▼▼▼

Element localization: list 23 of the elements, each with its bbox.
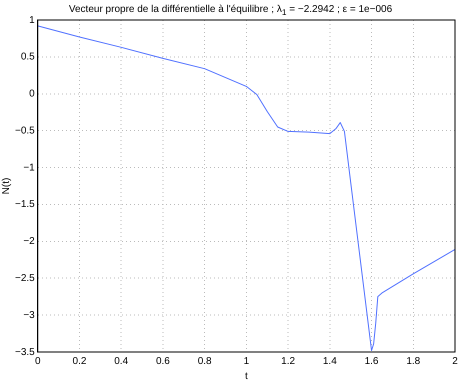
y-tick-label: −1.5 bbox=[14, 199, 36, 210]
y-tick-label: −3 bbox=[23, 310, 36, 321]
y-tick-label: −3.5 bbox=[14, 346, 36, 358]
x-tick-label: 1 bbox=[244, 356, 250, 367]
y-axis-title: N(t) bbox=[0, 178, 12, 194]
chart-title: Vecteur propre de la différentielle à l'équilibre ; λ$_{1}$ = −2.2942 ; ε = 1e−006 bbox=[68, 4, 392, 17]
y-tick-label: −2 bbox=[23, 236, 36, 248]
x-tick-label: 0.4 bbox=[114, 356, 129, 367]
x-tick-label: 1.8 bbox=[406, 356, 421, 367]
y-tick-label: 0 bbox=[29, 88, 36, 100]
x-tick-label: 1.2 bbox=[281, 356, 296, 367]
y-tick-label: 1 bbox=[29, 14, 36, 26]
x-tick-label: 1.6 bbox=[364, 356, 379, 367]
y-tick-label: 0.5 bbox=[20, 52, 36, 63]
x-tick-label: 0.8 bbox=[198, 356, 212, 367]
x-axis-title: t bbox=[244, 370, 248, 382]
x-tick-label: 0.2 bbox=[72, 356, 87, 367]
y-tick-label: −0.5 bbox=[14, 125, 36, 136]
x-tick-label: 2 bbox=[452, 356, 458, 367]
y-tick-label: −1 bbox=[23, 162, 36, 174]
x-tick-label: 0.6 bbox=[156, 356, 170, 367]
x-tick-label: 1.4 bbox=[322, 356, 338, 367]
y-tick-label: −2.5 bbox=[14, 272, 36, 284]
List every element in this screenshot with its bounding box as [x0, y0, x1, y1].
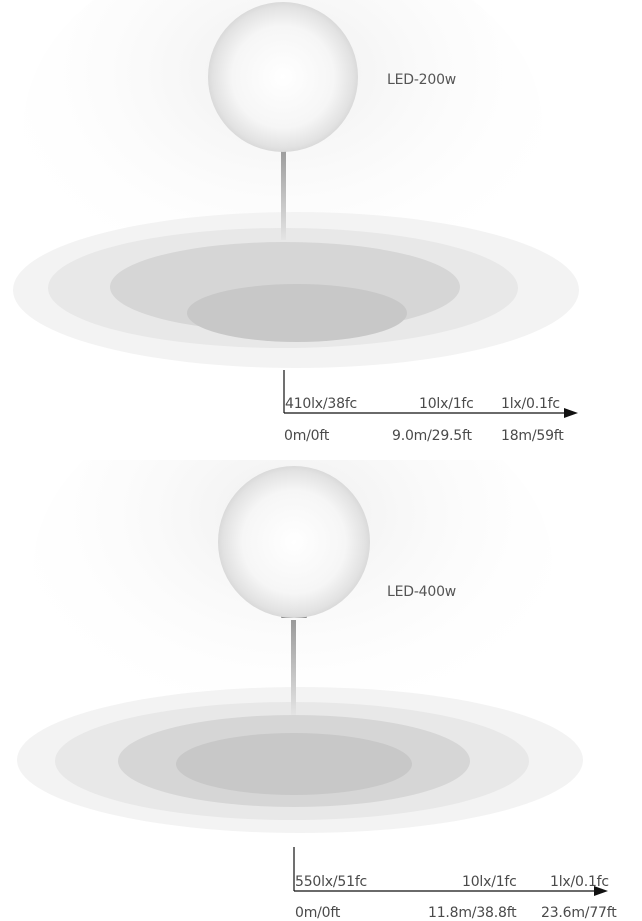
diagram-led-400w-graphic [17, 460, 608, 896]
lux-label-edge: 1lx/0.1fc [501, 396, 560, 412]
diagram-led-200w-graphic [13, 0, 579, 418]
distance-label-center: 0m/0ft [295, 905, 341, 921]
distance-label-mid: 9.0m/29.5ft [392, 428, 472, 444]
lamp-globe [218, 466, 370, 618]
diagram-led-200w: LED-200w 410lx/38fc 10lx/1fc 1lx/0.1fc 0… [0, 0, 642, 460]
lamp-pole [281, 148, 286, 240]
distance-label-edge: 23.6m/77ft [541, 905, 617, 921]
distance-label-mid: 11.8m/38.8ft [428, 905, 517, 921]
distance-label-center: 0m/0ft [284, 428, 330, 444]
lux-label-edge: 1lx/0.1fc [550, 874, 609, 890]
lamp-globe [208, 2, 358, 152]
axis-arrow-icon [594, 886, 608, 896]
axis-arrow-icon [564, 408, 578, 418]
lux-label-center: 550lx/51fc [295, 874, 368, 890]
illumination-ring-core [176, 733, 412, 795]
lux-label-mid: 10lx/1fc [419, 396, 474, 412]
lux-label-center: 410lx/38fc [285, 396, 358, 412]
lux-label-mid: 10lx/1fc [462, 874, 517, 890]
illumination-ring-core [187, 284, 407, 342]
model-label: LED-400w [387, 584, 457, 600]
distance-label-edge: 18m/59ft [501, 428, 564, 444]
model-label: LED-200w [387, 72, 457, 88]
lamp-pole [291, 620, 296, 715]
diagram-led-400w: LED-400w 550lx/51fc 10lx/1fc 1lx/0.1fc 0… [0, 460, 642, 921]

▲▲▲

Task to complete.
Transcribe all of the material above word for word, omitting the pictures.

Expected answer.
Element localization: list 23 of the elements, each with its bbox.
y-tick-label: −1.5 bbox=[14, 199, 36, 210]
y-tick-label: −3 bbox=[23, 310, 36, 321]
y-tick-label: −3.5 bbox=[14, 346, 36, 358]
x-tick-label: 1 bbox=[244, 356, 250, 367]
y-axis-title: N(t) bbox=[0, 178, 12, 194]
chart-title: Vecteur propre de la différentielle à l'équilibre ; λ$_{1}$ = −2.2942 ; ε = 1e−006 bbox=[68, 4, 392, 17]
y-tick-label: −2 bbox=[23, 236, 36, 248]
x-tick-label: 0.4 bbox=[114, 356, 129, 367]
x-tick-label: 1.8 bbox=[406, 356, 421, 367]
y-tick-label: 0 bbox=[29, 88, 36, 100]
x-tick-label: 1.2 bbox=[281, 356, 296, 367]
y-tick-label: 1 bbox=[29, 14, 36, 26]
x-tick-label: 1.6 bbox=[364, 356, 379, 367]
y-tick-label: 0.5 bbox=[20, 52, 36, 63]
x-tick-label: 0.8 bbox=[198, 356, 212, 367]
x-axis-title: t bbox=[244, 370, 248, 382]
x-tick-label: 0.2 bbox=[72, 356, 87, 367]
y-tick-label: −0.5 bbox=[14, 125, 36, 136]
x-tick-label: 2 bbox=[452, 356, 458, 367]
y-tick-label: −1 bbox=[23, 162, 36, 174]
x-tick-label: 0.6 bbox=[156, 356, 170, 367]
x-tick-label: 1.4 bbox=[322, 356, 338, 367]
y-tick-label: −2.5 bbox=[14, 272, 36, 284]
List every element in this screenshot with its bounding box as [x0, y0, x1, y1].
diagram-led-400w-graphic [17, 460, 608, 896]
lux-label-edge: 1lx/0.1fc [501, 396, 560, 412]
diagram-led-200w-graphic [13, 0, 579, 418]
distance-label-center: 0m/0ft [295, 905, 341, 921]
distance-label-mid: 9.0m/29.5ft [392, 428, 472, 444]
lamp-globe [218, 466, 370, 618]
diagram-led-200w: LED-200w 410lx/38fc 10lx/1fc 1lx/0.1fc 0… [0, 0, 642, 460]
lamp-pole [281, 148, 286, 240]
distance-label-edge: 23.6m/77ft [541, 905, 617, 921]
distance-label-mid: 11.8m/38.8ft [428, 905, 517, 921]
distance-label-center: 0m/0ft [284, 428, 330, 444]
lux-label-edge: 1lx/0.1fc [550, 874, 609, 890]
lamp-globe [208, 2, 358, 152]
axis-arrow-icon [594, 886, 608, 896]
axis-arrow-icon [564, 408, 578, 418]
lux-label-center: 550lx/51fc [295, 874, 368, 890]
illumination-ring-core [176, 733, 412, 795]
lux-label-mid: 10lx/1fc [419, 396, 474, 412]
lux-label-center: 410lx/38fc [285, 396, 358, 412]
lux-label-mid: 10lx/1fc [462, 874, 517, 890]
illumination-ring-core [187, 284, 407, 342]
model-label: LED-400w [387, 584, 457, 600]
distance-label-edge: 18m/59ft [501, 428, 564, 444]
model-label: LED-200w [387, 72, 457, 88]
lamp-pole [291, 620, 296, 715]
diagram-led-400w: LED-400w 550lx/51fc 10lx/1fc 1lx/0.1fc 0… [0, 460, 642, 921]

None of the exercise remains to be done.